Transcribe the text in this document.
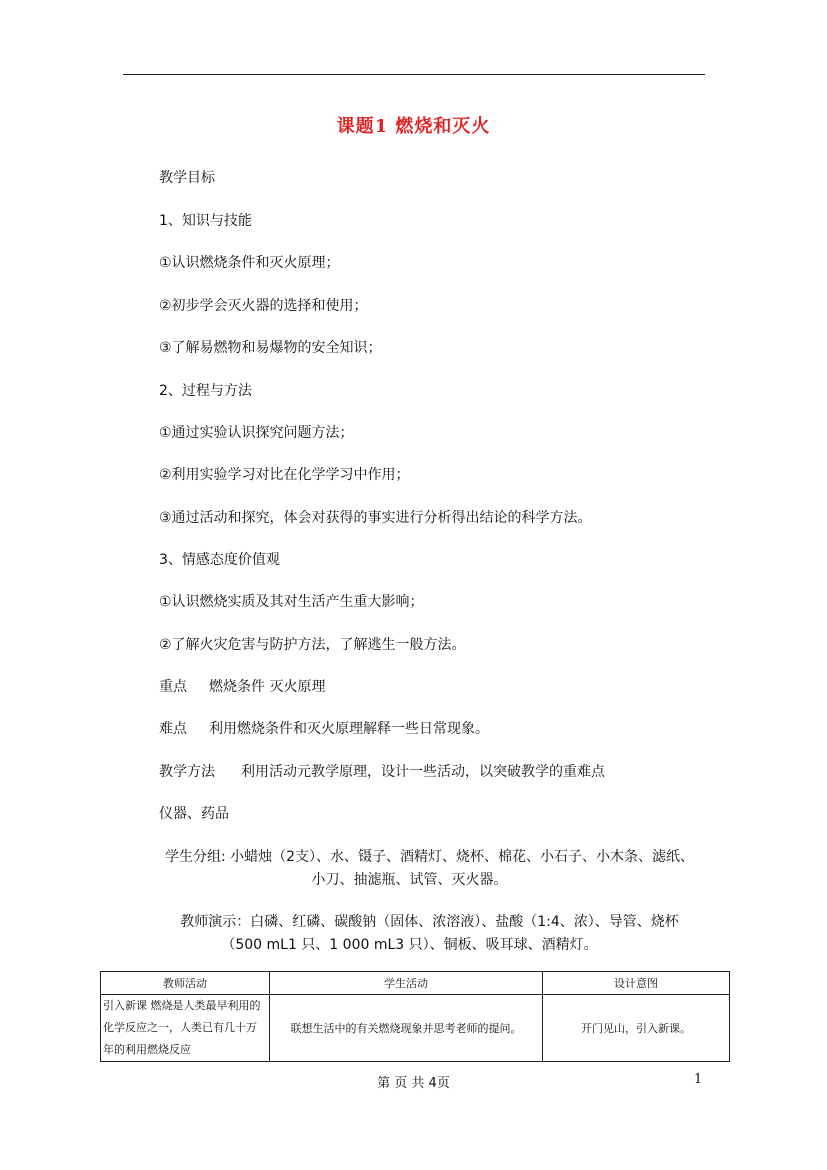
课题1 燃烧和灭火
教学目标
1、知识与技能
①认识燃烧条件和灭火原理；
②初步学会灭火器的选择和使用；
③了解易燃物和易爆物的安全知识；
2、过程与方法
①通过实验认识探究问题方法；
②利用实验学习对比在化学学习中作用；
③通过活动和探究，体会对获得的事实进行分析得出结论的科学方法。
3、情感态度价值观
①认识燃烧实质及其对生活产生重大影响；
②了解火灾危害与防护方法，了解逃生一般方法。
重点 燃烧条件 灭火原理
难点 利用燃烧条件和灭火原理解释一些日常现象。
教学方法 利用活动元教学原理，设计一些活动，以突破教学的重难点
仪器、药品
学生分组: 小蜡烛（2支）、水、镊子、酒精灯、烧杯、棉花、小石子、小木条、滤纸、
小刀、抽滤瓶、试管、灭火器。
教师演示：白磷、红磷、碳酸钠（固体、浓溶液）、盐酸（1:4、浓）、导管、烧杯
（500 mL1 只、1 000 mL3 只）、铜板、吸耳球、酒精灯。
教师活动	学生活动	设计意图
引入新课 燃烧是人类最早利用的化学反应之一，人类已有几十万年的利用燃烧反应	联想生活中的有关燃烧现象并思考老师的提问。	开门见山，引入新课。
第 页 共 4页	1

STATED PROBLEM: Leave out the pictures and copy everything else in the records word for word.

CORRECT RESPONSE:
Transcribe the text in this document.
课题1 燃烧和灭火
教学目标
1、知识与技能
①认识燃烧条件和灭火原理；
②初步学会灭火器的选择和使用；
③了解易燃物和易爆物的安全知识；
2、过程与方法
①通过实验认识探究问题方法；
②利用实验学习对比在化学学习中作用；
③通过活动和探究，体会对获得的事实进行分析得出结论的科学方法。
3、情感态度价值观
①认识燃烧实质及其对生活产生重大影响；
②了解火灾危害与防护方法，了解逃生一般方法。
重点 燃烧条件 灭火原理
难点 利用燃烧条件和灭火原理解释一些日常现象。
教学方法 利用活动元教学原理，设计一些活动，以突破教学的重难点
仪器、药品
学生分组: 小蜡烛（2支）、水、镊子、酒精灯、烧杯、棉花、小石子、小木条、滤纸、
小刀、抽滤瓶、试管、灭火器。
教师演示：白磷、红磷、碳酸钠（固体、浓溶液）、盐酸（1:4、浓）、导管、烧杯
（500 mL1 只、1 000 mL3 只）、铜板、吸耳球、酒精灯。
教师活动	学生活动	设计意图
引入新课 燃烧是人类最早利用的化学反应之一，人类已有几十万年的利用燃烧反应	联想生活中的有关燃烧现象并思考老师的提问。	开门见山，引入新课。
第 页 共 4页	1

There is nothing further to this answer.